━━ Exercise material
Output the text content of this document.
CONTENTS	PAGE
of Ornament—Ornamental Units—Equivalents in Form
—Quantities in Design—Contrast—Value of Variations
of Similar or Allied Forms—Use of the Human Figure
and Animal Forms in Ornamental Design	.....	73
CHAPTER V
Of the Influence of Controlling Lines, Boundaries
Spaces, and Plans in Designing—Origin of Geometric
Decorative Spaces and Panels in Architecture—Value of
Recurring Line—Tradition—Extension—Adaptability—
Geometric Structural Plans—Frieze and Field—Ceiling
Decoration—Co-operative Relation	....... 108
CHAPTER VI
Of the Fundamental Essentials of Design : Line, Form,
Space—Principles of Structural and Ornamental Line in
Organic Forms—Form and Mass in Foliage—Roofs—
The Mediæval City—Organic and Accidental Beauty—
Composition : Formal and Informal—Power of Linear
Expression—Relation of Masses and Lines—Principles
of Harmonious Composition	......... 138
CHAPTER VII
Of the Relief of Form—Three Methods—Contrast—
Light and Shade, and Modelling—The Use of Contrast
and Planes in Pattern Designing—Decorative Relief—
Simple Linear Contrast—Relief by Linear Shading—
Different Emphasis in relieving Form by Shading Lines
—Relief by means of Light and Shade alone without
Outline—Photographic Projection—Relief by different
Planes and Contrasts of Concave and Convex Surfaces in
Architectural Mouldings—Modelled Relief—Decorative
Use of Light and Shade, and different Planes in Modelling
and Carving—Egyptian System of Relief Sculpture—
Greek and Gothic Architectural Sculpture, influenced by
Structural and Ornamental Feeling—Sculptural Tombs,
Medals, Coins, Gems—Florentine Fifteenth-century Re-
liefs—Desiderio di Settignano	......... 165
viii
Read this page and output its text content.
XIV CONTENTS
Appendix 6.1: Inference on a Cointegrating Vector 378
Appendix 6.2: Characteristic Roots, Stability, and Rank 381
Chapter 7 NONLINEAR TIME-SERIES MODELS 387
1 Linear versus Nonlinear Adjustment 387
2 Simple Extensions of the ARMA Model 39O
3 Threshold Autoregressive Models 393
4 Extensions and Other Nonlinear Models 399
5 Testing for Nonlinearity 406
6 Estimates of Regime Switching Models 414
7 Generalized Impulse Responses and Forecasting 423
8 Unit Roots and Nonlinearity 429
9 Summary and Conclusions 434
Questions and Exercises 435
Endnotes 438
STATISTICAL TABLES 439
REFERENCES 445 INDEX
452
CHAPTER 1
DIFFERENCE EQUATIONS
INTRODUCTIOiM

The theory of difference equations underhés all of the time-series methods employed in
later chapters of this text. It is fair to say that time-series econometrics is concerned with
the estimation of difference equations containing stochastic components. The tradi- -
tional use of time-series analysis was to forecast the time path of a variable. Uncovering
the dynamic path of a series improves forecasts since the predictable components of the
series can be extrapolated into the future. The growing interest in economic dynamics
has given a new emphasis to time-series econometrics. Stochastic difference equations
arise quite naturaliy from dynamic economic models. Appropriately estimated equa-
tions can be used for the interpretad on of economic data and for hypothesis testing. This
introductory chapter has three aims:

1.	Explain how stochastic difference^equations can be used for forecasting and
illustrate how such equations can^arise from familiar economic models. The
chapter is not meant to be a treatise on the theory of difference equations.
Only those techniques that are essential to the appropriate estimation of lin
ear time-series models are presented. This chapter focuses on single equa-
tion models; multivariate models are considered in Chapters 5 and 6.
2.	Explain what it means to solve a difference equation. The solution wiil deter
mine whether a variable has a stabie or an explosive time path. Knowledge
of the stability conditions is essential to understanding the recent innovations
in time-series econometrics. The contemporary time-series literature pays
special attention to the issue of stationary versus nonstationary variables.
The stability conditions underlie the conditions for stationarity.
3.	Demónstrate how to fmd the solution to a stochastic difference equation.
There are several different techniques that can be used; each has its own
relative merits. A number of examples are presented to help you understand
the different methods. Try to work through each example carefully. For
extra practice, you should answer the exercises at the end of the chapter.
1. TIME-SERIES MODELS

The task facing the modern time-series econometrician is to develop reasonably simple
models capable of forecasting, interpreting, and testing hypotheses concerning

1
━━━━
#### Problem statement:
Write down only the number of lines that contain the string "from" in the listing.

#### Task solution:
2